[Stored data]
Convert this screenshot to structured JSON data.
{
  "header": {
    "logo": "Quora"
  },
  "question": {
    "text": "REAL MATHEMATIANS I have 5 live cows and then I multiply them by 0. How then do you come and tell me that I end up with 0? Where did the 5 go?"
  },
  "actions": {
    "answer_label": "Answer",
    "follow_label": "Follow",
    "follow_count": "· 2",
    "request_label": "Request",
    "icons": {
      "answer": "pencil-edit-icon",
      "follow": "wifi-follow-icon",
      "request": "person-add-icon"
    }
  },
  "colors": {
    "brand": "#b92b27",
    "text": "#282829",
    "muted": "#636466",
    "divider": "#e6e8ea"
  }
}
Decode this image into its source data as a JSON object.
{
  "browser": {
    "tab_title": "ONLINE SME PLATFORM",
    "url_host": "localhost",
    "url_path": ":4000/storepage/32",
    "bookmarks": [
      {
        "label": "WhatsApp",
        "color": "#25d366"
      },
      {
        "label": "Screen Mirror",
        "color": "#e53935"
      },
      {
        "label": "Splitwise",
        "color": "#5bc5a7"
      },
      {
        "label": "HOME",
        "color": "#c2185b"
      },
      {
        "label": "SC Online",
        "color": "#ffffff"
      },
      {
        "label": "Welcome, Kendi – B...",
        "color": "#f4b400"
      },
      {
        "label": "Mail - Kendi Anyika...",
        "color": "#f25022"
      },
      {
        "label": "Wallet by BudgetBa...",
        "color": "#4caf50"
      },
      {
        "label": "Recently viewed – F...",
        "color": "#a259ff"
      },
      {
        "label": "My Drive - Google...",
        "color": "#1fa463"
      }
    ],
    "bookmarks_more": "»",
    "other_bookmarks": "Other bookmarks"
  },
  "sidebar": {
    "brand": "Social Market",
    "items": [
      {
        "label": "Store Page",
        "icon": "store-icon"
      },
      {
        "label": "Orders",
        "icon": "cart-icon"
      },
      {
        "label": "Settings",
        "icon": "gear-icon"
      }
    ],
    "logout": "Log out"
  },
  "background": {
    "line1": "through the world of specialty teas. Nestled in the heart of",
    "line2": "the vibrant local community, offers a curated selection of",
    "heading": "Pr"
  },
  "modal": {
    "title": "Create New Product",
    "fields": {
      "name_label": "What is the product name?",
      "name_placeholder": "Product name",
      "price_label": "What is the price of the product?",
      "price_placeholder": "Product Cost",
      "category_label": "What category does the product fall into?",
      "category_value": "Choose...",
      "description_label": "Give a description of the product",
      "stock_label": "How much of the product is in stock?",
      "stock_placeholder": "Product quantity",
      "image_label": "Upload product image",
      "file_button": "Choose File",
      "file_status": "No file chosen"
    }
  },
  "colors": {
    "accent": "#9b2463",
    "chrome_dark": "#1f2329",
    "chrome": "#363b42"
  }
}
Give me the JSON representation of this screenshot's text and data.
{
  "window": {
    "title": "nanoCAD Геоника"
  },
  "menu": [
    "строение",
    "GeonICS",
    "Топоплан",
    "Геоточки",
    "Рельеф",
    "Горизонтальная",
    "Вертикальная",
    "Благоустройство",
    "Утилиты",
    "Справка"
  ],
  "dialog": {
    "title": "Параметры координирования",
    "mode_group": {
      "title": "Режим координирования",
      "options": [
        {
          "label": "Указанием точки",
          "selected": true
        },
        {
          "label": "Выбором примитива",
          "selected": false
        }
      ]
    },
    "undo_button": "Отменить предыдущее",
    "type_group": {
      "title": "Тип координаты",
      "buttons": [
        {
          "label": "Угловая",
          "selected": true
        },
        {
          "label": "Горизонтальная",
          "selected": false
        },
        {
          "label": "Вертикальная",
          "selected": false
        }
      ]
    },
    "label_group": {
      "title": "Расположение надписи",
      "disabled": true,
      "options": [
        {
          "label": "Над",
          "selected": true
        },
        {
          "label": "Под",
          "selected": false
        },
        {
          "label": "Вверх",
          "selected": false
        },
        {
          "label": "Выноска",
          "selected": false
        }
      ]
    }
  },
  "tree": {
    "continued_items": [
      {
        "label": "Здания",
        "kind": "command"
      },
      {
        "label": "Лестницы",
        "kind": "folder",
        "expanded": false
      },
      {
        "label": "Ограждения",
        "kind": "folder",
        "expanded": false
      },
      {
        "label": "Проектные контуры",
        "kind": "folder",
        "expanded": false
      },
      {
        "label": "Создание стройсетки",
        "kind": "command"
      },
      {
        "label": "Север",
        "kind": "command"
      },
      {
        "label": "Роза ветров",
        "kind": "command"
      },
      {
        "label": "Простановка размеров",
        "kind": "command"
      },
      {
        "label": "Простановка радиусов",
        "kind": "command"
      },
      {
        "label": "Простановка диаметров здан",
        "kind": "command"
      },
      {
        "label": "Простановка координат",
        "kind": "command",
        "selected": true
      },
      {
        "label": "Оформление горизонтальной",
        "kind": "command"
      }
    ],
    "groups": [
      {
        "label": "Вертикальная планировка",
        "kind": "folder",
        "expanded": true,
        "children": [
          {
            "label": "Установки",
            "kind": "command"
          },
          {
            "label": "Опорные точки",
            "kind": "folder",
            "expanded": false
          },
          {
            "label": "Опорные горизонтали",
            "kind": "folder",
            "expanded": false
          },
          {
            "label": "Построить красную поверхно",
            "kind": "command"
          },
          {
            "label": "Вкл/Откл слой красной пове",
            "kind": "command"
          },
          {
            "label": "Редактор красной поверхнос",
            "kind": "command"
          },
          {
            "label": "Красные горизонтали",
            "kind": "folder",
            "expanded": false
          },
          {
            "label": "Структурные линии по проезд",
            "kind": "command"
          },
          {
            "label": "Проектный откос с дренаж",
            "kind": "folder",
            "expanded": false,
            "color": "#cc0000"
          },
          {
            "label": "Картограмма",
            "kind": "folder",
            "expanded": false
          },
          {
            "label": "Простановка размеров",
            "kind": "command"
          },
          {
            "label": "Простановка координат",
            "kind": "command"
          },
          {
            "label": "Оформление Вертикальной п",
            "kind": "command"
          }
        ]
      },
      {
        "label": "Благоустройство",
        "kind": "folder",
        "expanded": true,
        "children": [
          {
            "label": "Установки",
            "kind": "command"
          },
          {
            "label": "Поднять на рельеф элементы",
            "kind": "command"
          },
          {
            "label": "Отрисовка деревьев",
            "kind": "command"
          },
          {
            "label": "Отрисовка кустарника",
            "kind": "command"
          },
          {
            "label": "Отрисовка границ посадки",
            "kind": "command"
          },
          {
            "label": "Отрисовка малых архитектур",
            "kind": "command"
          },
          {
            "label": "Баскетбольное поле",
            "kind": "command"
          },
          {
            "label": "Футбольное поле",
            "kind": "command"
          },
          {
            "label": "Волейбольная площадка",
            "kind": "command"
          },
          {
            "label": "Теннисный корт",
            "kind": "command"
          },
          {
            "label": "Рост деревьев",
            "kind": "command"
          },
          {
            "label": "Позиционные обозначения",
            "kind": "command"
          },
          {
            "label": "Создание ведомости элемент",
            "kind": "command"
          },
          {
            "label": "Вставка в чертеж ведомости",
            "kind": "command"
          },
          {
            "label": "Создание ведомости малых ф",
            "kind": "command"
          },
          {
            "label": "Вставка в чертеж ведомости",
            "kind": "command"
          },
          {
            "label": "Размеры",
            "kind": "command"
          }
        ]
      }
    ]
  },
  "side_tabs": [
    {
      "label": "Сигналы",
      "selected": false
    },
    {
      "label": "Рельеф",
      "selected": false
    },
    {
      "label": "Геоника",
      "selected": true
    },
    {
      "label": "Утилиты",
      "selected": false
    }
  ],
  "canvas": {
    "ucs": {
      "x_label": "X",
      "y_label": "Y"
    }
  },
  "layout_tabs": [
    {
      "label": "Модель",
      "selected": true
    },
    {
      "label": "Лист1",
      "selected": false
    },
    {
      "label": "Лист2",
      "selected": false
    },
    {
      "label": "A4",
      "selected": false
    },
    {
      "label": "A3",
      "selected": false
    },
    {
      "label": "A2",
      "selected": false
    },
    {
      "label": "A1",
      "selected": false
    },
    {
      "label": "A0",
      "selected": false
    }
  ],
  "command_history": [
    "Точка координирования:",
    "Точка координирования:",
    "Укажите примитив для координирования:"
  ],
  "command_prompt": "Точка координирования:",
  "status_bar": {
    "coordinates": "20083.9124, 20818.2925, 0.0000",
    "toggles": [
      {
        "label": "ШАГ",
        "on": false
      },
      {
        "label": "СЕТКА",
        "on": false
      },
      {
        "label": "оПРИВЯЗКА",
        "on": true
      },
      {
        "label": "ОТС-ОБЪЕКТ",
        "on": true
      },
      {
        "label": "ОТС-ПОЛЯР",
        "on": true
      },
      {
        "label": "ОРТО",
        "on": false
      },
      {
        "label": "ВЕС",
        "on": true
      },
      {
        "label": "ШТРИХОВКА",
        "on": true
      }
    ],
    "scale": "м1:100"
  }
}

== Goal of the exercise ==
In the entries above, identify every line with the string "text".

== Written solution ==
    "text": "REAL MATHEMATIANS I have 5 live cows and then I multiply them by 0. How then do you come and tell me that I end up with 0? Where did the 5 go?"
    "text": "#282829",
Give me the JSON representation of this screenshot's text and data.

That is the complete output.